[START OF Data extract]

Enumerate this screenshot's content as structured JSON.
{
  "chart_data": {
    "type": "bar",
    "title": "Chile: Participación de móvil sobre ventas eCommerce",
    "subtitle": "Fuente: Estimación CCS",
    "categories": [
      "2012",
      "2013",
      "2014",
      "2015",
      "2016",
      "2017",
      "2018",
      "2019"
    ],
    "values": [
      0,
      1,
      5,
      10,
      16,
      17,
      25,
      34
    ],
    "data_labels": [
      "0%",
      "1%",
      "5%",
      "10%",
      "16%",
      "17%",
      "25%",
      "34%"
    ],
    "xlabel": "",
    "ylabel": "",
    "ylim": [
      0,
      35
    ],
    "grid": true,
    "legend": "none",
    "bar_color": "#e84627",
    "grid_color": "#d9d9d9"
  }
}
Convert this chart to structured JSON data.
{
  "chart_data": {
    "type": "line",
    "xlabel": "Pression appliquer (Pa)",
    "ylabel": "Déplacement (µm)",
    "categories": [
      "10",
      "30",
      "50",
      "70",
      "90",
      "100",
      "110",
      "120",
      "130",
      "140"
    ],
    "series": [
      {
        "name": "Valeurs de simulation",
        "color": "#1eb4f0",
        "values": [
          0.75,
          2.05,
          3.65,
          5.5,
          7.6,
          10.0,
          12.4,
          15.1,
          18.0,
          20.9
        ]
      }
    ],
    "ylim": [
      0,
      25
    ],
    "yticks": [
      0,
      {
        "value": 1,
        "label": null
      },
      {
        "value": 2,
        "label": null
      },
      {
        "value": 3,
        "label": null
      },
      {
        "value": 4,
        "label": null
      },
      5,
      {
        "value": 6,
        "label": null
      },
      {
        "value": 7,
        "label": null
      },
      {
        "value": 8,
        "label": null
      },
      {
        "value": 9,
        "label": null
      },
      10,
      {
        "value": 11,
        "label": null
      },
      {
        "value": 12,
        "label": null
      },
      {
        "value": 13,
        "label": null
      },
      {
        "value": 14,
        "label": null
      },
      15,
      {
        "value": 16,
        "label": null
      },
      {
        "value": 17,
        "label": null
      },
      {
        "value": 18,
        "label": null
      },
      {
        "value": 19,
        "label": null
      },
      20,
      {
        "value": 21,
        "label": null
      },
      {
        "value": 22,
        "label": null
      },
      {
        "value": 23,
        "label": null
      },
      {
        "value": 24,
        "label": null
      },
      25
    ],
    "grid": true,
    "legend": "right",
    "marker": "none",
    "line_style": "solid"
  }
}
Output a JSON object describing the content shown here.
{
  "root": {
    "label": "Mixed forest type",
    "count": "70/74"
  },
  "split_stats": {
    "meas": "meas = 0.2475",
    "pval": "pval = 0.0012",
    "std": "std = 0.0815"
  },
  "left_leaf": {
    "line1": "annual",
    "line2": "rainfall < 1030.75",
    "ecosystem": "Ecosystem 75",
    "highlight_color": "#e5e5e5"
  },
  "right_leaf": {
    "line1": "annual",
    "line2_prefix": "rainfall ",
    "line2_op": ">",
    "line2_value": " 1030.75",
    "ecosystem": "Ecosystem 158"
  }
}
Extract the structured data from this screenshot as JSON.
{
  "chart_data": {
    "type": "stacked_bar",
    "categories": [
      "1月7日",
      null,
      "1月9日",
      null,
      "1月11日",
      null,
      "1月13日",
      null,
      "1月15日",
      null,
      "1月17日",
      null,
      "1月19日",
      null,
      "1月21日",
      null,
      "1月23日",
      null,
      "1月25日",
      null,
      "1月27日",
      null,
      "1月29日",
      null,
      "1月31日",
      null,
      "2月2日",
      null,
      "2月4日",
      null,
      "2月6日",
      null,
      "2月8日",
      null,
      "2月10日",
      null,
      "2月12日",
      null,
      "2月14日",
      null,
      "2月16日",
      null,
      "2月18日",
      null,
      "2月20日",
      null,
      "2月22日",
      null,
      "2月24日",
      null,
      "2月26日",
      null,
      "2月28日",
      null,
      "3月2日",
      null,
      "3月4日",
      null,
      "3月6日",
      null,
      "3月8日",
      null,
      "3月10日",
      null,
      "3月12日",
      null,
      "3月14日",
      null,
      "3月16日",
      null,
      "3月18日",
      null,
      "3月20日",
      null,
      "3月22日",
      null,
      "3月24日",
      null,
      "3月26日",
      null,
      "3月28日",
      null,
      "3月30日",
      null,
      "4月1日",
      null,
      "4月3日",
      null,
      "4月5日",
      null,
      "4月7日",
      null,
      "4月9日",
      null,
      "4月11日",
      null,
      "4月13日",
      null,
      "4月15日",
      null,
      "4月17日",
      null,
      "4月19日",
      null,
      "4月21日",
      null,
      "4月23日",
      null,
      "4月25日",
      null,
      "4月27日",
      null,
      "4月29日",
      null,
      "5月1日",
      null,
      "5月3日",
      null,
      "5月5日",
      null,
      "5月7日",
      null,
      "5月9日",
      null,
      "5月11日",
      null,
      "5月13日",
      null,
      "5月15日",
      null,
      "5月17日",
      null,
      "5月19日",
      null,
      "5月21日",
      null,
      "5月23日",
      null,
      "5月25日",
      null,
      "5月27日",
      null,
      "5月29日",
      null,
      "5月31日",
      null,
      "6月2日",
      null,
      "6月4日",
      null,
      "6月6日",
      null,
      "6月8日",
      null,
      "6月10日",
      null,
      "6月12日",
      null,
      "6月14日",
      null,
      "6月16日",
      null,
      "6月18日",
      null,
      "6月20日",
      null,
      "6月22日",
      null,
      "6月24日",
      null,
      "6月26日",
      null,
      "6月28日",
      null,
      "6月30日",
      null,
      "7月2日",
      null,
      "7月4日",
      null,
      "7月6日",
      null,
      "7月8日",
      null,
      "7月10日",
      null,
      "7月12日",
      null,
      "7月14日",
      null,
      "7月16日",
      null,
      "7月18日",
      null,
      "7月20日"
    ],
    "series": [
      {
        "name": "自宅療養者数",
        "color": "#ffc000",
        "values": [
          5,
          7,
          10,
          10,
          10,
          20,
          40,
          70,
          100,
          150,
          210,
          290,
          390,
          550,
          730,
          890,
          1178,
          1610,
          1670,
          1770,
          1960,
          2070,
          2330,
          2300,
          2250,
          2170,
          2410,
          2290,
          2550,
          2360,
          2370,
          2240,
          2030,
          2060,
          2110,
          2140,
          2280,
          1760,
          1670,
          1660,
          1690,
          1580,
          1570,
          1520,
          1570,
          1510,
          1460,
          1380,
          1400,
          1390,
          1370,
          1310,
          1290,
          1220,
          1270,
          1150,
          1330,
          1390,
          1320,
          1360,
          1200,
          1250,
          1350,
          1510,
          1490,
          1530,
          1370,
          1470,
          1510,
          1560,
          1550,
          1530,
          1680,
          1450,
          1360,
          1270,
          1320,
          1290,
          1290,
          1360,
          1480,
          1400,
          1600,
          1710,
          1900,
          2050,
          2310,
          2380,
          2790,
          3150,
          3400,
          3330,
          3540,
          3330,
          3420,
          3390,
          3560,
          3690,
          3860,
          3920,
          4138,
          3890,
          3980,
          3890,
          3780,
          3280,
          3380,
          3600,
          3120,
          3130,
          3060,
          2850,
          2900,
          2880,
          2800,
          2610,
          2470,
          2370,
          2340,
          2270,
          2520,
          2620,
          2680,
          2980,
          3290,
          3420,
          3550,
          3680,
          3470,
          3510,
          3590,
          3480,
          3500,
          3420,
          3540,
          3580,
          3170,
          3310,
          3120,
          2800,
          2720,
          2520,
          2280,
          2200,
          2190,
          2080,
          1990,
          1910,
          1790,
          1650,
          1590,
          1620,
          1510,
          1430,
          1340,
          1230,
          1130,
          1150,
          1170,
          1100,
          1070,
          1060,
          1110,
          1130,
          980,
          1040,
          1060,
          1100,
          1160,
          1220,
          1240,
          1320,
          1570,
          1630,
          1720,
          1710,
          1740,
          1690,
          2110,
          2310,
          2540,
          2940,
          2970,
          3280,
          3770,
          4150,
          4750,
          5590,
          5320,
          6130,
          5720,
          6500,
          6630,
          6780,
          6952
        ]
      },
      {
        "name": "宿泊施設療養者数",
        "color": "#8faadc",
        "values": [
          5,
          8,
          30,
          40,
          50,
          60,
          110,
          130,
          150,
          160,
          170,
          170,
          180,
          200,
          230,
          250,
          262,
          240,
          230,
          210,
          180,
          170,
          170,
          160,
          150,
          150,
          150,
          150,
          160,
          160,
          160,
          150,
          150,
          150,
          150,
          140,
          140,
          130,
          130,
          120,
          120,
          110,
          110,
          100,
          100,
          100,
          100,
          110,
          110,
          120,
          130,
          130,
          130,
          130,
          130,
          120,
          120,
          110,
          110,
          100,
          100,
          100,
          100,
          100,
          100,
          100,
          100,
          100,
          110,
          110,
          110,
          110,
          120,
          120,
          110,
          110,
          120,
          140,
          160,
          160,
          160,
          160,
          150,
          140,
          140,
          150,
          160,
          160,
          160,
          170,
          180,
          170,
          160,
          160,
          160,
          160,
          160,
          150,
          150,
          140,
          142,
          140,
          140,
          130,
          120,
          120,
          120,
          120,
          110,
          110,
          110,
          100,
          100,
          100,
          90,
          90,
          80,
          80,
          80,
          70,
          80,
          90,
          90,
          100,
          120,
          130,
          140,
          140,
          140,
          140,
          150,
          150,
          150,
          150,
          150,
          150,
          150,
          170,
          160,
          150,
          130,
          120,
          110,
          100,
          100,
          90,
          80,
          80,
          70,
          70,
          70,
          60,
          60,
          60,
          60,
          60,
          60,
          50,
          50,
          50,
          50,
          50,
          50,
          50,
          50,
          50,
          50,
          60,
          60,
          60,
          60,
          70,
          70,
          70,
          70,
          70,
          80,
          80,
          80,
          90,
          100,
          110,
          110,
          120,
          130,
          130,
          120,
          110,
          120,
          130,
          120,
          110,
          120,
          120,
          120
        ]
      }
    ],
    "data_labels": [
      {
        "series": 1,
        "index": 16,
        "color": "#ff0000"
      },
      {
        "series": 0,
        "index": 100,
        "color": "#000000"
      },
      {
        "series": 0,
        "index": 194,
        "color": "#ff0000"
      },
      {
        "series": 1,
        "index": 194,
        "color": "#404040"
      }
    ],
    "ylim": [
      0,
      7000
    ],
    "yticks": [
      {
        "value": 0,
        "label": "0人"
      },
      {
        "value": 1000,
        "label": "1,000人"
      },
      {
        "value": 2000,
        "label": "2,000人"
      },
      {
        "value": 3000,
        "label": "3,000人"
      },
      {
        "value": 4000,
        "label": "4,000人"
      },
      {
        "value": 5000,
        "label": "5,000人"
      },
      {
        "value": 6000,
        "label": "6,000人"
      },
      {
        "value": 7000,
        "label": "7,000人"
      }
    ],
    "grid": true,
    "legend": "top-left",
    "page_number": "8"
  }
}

[END OF Data extract]

### What the exercise asks
Report the count of lines in the entries that contain the string "legend", and nothing besides it.

### Worked answer
3